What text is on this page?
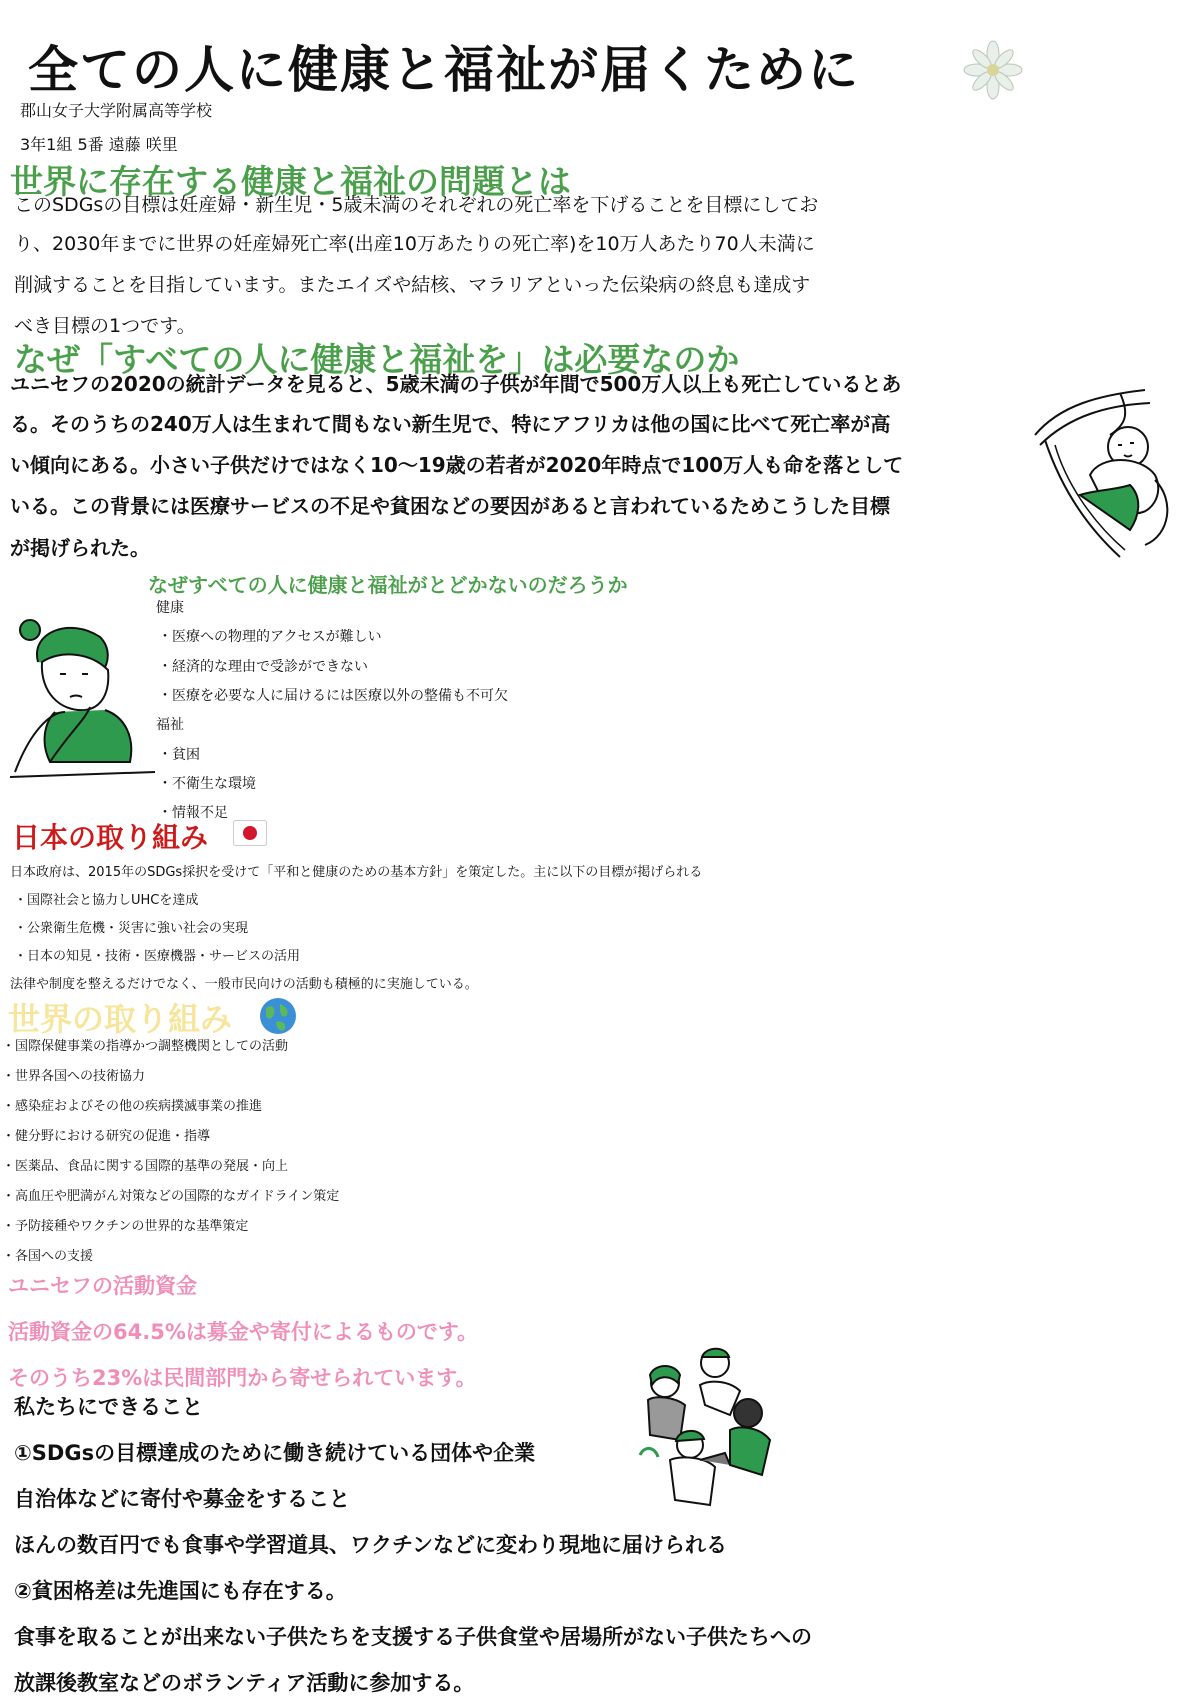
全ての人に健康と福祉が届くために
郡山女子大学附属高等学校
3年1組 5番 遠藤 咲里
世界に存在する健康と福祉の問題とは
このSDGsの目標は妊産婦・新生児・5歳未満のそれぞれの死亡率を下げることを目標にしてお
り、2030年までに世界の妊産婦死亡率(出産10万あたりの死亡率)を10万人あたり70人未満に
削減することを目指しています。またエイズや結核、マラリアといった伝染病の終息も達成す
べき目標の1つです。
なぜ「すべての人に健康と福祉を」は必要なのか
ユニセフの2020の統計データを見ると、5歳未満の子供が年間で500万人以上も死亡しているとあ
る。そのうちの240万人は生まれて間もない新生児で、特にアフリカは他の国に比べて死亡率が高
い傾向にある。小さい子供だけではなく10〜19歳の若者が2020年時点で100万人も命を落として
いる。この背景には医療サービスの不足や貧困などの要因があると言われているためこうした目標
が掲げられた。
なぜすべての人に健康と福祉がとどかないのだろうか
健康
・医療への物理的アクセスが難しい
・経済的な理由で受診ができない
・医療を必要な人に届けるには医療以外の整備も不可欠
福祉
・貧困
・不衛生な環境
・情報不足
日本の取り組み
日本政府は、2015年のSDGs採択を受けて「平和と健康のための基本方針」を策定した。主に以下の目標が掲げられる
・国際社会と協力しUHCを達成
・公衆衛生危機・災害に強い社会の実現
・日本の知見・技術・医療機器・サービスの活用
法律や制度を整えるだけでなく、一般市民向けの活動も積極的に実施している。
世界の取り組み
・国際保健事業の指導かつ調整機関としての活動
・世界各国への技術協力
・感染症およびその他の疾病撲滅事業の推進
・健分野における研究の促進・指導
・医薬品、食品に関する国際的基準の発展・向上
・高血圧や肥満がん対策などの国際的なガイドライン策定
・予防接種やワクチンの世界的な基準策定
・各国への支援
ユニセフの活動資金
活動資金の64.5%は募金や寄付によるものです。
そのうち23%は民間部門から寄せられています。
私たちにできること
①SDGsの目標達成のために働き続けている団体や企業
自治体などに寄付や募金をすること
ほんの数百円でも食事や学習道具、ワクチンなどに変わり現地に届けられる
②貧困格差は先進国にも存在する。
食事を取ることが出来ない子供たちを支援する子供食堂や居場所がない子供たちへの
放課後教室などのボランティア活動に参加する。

════

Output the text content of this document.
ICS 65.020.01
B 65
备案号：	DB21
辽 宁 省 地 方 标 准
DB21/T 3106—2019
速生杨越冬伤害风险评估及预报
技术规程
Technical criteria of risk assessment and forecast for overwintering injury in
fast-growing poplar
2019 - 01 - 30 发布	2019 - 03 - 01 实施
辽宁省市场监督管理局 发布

════

Return only those lines of the records that contain the string "this".

What text is on this page?
Output the text content of this document.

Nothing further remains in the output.